> **Problem to solve**
Print each line exactly as it is given.

· · · ·

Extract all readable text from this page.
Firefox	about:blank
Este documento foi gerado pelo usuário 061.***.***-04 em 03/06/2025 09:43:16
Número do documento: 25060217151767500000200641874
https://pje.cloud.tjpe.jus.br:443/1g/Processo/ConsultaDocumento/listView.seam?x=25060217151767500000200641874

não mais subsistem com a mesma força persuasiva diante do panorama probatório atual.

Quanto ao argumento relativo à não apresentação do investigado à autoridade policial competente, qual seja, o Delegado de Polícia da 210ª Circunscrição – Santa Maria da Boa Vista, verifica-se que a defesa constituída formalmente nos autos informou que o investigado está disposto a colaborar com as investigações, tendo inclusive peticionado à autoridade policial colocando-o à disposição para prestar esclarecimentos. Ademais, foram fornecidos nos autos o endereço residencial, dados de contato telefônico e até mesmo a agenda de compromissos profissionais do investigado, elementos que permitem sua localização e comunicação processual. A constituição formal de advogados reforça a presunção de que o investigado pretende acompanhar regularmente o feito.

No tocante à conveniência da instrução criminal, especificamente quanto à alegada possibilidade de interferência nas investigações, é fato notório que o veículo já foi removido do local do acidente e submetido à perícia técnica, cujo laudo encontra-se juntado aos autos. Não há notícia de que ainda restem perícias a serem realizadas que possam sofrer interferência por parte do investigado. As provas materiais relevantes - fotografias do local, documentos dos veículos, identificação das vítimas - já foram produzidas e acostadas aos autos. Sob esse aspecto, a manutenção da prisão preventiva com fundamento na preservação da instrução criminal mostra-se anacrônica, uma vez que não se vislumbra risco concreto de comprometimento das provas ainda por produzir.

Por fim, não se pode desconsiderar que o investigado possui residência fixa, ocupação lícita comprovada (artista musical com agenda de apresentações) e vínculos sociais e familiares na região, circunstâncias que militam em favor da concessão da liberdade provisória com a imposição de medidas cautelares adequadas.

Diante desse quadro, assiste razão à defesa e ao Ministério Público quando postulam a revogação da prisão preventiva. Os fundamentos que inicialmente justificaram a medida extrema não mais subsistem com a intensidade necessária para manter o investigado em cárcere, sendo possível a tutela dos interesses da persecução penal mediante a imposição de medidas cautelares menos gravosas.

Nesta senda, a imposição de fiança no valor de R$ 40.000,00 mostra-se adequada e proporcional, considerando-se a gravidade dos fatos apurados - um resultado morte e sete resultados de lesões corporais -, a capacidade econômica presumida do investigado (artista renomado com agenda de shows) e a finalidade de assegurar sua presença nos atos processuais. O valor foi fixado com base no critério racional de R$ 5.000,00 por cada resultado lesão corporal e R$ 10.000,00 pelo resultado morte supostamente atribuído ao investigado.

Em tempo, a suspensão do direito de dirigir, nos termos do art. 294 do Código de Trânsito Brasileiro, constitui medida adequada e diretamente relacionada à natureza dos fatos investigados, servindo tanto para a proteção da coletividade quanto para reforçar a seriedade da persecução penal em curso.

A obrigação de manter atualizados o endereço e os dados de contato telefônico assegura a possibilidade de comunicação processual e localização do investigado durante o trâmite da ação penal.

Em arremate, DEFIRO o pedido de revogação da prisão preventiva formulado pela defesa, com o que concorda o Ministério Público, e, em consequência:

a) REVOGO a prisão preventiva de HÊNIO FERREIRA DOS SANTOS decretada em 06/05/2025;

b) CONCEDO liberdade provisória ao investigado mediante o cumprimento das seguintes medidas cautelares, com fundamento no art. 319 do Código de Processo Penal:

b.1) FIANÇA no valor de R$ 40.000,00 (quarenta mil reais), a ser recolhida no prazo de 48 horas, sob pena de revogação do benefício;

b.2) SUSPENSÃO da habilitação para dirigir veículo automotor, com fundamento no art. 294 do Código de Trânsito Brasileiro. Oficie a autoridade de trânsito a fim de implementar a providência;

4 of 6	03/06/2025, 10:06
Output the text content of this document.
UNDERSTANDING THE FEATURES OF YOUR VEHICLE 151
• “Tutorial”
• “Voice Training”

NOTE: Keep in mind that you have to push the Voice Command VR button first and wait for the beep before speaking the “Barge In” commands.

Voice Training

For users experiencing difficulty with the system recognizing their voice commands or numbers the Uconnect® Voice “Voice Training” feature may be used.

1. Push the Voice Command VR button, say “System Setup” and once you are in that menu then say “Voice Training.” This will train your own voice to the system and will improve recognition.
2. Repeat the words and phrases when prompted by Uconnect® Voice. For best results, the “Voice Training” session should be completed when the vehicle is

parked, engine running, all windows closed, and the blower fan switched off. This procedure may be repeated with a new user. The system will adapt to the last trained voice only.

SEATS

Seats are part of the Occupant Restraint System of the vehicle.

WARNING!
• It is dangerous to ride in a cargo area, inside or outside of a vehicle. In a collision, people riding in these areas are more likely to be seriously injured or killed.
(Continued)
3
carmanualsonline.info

· · · ·

> **Output below**
Extract all readable text from this page.
Firefox	about:blank
Este documento foi gerado pelo usuário 061.***.***-04 em 03/06/2025 09:43:16
Número do documento: 25060217151767500000200641874
https://pje.cloud.tjpe.jus.br:443/1g/Processo/ConsultaDocumento/listView.seam?x=25060217151767500000200641874

não mais subsistem com a mesma força persuasiva diante do panorama probatório atual.

Quanto ao argumento relativo à não apresentação do investigado à autoridade policial competente, qual seja, o Delegado de Polícia da 210ª Circunscrição – Santa Maria da Boa Vista, verifica-se que a defesa constituída formalmente nos autos informou que o investigado está disposto a colaborar com as investigações, tendo inclusive peticionado à autoridade policial colocando-o à disposição para prestar esclarecimentos. Ademais, foram fornecidos nos autos o endereço residencial, dados de contato telefônico e até mesmo a agenda de compromissos profissionais do investigado, elementos que permitem sua localização e comunicação processual. A constituição formal de advogados reforça a presunção de que o investigado pretende acompanhar regularmente o feito.

No tocante à conveniência da instrução criminal, especificamente quanto à alegada possibilidade de interferência nas investigações, é fato notório que o veículo já foi removido do local do acidente e submetido à perícia técnica, cujo laudo encontra-se juntado aos autos. Não há notícia de que ainda restem perícias a serem realizadas que possam sofrer interferência por parte do investigado. As provas materiais relevantes - fotografias do local, documentos dos veículos, identificação das vítimas - já foram produzidas e acostadas aos autos. Sob esse aspecto, a manutenção da prisão preventiva com fundamento na preservação da instrução criminal mostra-se anacrônica, uma vez que não se vislumbra risco concreto de comprometimento das provas ainda por produzir.

Por fim, não se pode desconsiderar que o investigado possui residência fixa, ocupação lícita comprovada (artista musical com agenda de apresentações) e vínculos sociais e familiares na região, circunstâncias que militam em favor da concessão da liberdade provisória com a imposição de medidas cautelares adequadas.

Diante desse quadro, assiste razão à defesa e ao Ministério Público quando postulam a revogação da prisão preventiva. Os fundamentos que inicialmente justificaram a medida extrema não mais subsistem com a intensidade necessária para manter o investigado em cárcere, sendo possível a tutela dos interesses da persecução penal mediante a imposição de medidas cautelares menos gravosas.

Nesta senda, a imposição de fiança no valor de R$ 40.000,00 mostra-se adequada e proporcional, considerando-se a gravidade dos fatos apurados - um resultado morte e sete resultados de lesões corporais -, a capacidade econômica presumida do investigado (artista renomado com agenda de shows) e a finalidade de assegurar sua presença nos atos processuais. O valor foi fixado com base no critério racional de R$ 5.000,00 por cada resultado lesão corporal e R$ 10.000,00 pelo resultado morte supostamente atribuído ao investigado.

Em tempo, a suspensão do direito de dirigir, nos termos do art. 294 do Código de Trânsito Brasileiro, constitui medida adequada e diretamente relacionada à natureza dos fatos investigados, servindo tanto para a proteção da coletividade quanto para reforçar a seriedade da persecução penal em curso.

A obrigação de manter atualizados o endereço e os dados de contato telefônico assegura a possibilidade de comunicação processual e localização do investigado durante o trâmite da ação penal.

Em arremate, DEFIRO o pedido de revogação da prisão preventiva formulado pela defesa, com o que concorda o Ministério Público, e, em consequência:

a) REVOGO a prisão preventiva de HÊNIO FERREIRA DOS SANTOS decretada em 06/05/2025;

b) CONCEDO liberdade provisória ao investigado mediante o cumprimento das seguintes medidas cautelares, com fundamento no art. 319 do Código de Processo Penal:

b.1) FIANÇA no valor de R$ 40.000,00 (quarenta mil reais), a ser recolhida no prazo de 48 horas, sob pena de revogação do benefício;

b.2) SUSPENSÃO da habilitação para dirigir veículo automotor, com fundamento no art. 294 do Código de Trânsito Brasileiro. Oficie a autoridade de trânsito a fim de implementar a providência;

4 of 6	03/06/2025, 10:06
Output the text content of this document.
UNDERSTANDING THE FEATURES OF YOUR VEHICLE 151
• “Tutorial”
• “Voice Training”

NOTE: Keep in mind that you have to push the Voice Command VR button first and wait for the beep before speaking the “Barge In” commands.

Voice Training

For users experiencing difficulty with the system recognizing their voice commands or numbers the Uconnect® Voice “Voice Training” feature may be used.

1. Push the Voice Command VR button, say “System Setup” and once you are in that menu then say “Voice Training.” This will train your own voice to the system and will improve recognition.
2. Repeat the words and phrases when prompted by Uconnect® Voice. For best results, the “Voice Training” session should be completed when the vehicle is

parked, engine running, all windows closed, and the blower fan switched off. This procedure may be repeated with a new user. The system will adapt to the last trained voice only.

SEATS

Seats are part of the Occupant Restraint System of the vehicle.

WARNING!
• It is dangerous to ride in a cargo area, inside or outside of a vehicle. In a collision, people riding in these areas are more likely to be seriously injured or killed.
(Continued)
3
carmanualsonline.info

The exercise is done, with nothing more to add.